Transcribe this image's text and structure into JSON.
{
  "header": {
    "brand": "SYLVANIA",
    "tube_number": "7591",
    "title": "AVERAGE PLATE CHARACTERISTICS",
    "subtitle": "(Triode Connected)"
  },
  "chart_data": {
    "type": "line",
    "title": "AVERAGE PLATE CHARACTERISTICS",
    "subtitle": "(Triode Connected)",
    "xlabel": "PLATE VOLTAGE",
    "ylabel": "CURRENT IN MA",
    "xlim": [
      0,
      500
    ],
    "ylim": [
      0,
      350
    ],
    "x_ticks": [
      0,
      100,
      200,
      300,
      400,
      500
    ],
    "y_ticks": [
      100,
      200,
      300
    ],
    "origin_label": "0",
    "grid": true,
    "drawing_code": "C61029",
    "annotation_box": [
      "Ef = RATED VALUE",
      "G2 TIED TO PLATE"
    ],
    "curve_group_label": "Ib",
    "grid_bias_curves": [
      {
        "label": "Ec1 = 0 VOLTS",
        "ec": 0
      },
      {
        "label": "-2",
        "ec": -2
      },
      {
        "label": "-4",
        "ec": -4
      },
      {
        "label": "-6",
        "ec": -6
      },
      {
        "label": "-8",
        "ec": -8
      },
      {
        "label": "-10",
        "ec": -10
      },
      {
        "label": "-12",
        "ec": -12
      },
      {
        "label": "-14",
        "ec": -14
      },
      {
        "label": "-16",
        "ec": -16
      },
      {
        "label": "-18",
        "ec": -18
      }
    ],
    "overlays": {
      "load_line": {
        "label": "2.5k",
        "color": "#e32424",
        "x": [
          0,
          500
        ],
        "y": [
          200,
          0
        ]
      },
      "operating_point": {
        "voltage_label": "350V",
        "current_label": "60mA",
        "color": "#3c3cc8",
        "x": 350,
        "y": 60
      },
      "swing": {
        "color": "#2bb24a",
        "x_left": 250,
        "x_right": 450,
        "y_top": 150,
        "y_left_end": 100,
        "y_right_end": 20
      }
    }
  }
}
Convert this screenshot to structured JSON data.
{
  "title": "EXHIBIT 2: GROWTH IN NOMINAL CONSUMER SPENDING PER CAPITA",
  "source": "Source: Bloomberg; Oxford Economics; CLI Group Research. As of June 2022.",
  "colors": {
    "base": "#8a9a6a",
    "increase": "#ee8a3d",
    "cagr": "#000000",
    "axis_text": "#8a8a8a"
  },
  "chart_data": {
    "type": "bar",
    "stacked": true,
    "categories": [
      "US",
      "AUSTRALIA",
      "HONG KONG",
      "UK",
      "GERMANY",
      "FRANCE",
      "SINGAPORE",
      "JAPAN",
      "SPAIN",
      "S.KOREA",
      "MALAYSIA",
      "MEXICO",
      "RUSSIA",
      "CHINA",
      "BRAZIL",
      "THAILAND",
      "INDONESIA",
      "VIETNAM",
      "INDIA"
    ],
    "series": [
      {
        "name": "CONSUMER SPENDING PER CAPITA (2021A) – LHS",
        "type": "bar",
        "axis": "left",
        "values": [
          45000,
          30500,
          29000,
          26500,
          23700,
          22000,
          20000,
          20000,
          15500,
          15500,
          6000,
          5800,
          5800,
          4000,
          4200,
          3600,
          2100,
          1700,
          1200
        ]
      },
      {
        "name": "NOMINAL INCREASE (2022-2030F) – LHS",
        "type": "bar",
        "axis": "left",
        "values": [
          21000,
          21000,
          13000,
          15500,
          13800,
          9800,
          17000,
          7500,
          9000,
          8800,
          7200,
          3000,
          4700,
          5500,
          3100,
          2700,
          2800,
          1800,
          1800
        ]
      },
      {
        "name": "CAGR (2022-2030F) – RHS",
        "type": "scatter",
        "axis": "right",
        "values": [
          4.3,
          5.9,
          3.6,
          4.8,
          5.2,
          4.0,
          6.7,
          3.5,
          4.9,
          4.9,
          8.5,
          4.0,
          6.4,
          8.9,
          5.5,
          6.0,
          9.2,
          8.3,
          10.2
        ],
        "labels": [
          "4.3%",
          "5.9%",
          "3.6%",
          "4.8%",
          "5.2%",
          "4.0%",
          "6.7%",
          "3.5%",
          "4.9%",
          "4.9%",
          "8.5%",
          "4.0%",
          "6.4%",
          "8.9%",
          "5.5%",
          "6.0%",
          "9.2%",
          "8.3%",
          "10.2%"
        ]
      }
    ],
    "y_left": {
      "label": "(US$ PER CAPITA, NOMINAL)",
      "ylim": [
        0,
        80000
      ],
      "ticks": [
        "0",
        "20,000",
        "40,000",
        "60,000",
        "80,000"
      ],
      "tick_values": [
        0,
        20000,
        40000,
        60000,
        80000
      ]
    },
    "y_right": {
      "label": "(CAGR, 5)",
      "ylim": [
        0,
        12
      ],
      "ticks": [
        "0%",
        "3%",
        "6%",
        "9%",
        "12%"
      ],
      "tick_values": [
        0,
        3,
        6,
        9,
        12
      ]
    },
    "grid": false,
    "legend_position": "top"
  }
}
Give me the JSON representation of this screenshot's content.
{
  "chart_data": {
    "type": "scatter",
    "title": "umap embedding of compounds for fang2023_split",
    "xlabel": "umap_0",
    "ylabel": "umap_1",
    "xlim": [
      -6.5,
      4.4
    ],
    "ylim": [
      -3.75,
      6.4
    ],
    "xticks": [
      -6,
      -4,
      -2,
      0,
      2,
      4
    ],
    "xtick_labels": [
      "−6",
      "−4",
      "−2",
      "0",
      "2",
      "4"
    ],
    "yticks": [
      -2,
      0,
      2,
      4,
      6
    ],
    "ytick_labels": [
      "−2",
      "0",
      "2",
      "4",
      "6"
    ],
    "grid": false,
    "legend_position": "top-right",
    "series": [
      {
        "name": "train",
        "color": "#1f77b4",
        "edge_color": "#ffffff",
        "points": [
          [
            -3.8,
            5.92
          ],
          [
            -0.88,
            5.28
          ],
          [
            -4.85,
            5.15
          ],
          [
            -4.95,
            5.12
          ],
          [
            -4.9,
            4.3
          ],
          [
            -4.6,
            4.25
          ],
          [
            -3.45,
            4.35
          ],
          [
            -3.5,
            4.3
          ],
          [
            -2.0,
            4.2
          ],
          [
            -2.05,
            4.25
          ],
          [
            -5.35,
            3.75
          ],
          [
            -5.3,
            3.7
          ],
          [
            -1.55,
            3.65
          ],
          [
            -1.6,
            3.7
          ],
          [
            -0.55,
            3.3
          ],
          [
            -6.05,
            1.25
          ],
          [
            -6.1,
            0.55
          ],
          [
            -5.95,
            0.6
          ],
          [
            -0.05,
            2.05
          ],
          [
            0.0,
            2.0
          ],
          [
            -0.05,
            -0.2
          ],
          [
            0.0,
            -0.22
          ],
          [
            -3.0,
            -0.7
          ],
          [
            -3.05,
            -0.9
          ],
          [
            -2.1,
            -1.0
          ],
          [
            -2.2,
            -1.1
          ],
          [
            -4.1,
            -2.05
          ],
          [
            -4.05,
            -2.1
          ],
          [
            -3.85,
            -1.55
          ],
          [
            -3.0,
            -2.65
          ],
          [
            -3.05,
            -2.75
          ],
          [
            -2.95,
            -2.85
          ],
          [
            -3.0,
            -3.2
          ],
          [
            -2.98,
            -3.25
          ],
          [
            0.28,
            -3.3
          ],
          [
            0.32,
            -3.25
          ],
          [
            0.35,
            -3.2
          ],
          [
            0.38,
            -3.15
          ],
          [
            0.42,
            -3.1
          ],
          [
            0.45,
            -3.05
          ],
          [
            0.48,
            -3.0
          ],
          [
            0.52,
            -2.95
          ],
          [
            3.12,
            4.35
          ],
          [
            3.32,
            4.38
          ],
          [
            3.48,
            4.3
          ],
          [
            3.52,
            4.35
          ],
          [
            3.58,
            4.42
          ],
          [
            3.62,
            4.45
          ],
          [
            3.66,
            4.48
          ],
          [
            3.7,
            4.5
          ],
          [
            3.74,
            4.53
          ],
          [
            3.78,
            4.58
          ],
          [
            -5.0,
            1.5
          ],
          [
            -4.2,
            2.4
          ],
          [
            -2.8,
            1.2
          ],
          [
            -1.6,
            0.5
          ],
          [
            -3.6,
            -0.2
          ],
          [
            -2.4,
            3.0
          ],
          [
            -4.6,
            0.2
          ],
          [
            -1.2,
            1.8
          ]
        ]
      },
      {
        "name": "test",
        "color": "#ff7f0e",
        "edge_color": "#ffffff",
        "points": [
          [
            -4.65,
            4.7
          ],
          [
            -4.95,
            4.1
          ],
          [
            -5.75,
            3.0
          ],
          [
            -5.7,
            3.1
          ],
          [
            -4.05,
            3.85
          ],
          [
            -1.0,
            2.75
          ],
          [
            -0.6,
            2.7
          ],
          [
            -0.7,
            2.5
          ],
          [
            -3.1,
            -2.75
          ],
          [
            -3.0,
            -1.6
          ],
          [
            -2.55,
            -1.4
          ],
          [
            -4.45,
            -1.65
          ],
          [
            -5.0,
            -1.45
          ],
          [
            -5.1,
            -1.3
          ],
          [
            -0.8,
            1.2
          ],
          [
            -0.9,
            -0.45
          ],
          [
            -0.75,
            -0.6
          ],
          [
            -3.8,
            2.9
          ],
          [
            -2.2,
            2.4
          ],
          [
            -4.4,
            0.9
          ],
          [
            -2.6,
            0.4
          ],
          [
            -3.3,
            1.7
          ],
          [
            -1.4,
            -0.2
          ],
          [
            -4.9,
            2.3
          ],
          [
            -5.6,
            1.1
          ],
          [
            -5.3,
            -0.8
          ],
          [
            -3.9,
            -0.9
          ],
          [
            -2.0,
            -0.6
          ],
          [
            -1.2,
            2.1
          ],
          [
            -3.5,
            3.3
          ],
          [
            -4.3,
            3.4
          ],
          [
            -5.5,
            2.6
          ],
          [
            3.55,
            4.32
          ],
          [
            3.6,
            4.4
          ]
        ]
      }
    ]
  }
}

..........

**YOUR TASK**. Each line that holds the word "type" is to be copied.

**REPLY**.
    "type": "line",
    "type": "bar",
        "type": "bar",
        "type": "bar",
        "type": "scatter",
    "type": "scatter",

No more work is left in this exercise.